#### TO DO:
Take the entries below and print all of them exactly, please.

(Extracted data entries)

* * * * * * *

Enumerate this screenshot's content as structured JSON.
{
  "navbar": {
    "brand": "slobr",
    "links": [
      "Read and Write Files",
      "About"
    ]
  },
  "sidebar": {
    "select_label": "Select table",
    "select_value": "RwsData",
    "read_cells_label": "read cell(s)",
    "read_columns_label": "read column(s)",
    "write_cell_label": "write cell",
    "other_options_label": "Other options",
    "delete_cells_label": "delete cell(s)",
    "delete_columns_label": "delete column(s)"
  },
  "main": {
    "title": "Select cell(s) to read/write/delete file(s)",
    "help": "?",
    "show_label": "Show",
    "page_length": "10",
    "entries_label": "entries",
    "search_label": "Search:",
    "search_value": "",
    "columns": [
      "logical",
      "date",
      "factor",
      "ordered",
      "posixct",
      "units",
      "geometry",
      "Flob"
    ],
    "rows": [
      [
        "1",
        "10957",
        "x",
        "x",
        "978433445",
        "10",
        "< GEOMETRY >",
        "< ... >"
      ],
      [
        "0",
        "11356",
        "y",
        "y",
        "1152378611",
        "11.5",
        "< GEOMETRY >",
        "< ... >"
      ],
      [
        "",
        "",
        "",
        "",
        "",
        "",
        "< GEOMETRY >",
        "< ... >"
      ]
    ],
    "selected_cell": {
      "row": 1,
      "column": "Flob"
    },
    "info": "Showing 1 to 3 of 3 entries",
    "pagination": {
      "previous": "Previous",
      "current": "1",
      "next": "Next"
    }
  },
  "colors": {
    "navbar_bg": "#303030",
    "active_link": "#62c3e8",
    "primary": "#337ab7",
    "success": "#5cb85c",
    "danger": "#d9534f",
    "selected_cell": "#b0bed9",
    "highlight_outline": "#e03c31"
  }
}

* * * * * * *

#### ANSWER TO THIS PROBLEM:
Enumerate this screenshot's content as structured JSON.
{
  "navbar": {
    "brand": "slobr",
    "links": [
      "Read and Write Files",
      "About"
    ]
  },
  "sidebar": {
    "select_label": "Select table",
    "select_value": "RwsData",
    "read_cells_label": "read cell(s)",
    "read_columns_label": "read column(s)",
    "write_cell_label": "write cell",
    "other_options_label": "Other options",
    "delete_cells_label": "delete cell(s)",
    "delete_columns_label": "delete column(s)"
  },
  "main": {
    "title": "Select cell(s) to read/write/delete file(s)",
    "help": "?",
    "show_label": "Show",
    "page_length": "10",
    "entries_label": "entries",
    "search_label": "Search:",
    "search_value": "",
    "columns": [
      "logical",
      "date",
      "factor",
      "ordered",
      "posixct",
      "units",
      "geometry",
      "Flob"
    ],
    "rows": [
      [
        "1",
        "10957",
        "x",
        "x",
        "978433445",
        "10",
        "< GEOMETRY >",
        "< ... >"
      ],
      [
        "0",
        "11356",
        "y",
        "y",
        "1152378611",
        "11.5",
        "< GEOMETRY >",
        "< ... >"
      ],
      [
        "",
        "",
        "",
        "",
        "",
        "",
        "< GEOMETRY >",
        "< ... >"
      ]
    ],
    "selected_cell": {
      "row": 1,
      "column": "Flob"
    },
    "info": "Showing 1 to 3 of 3 entries",
    "pagination": {
      "previous": "Previous",
      "current": "1",
      "next": "Next"
    }
  },
  "colors": {
    "navbar_bg": "#303030",
    "active_link": "#62c3e8",
    "primary": "#337ab7",
    "success": "#5cb85c",
    "danger": "#d9534f",
    "selected_cell": "#b0bed9",
    "highlight_outline": "#e03c31"
  }
}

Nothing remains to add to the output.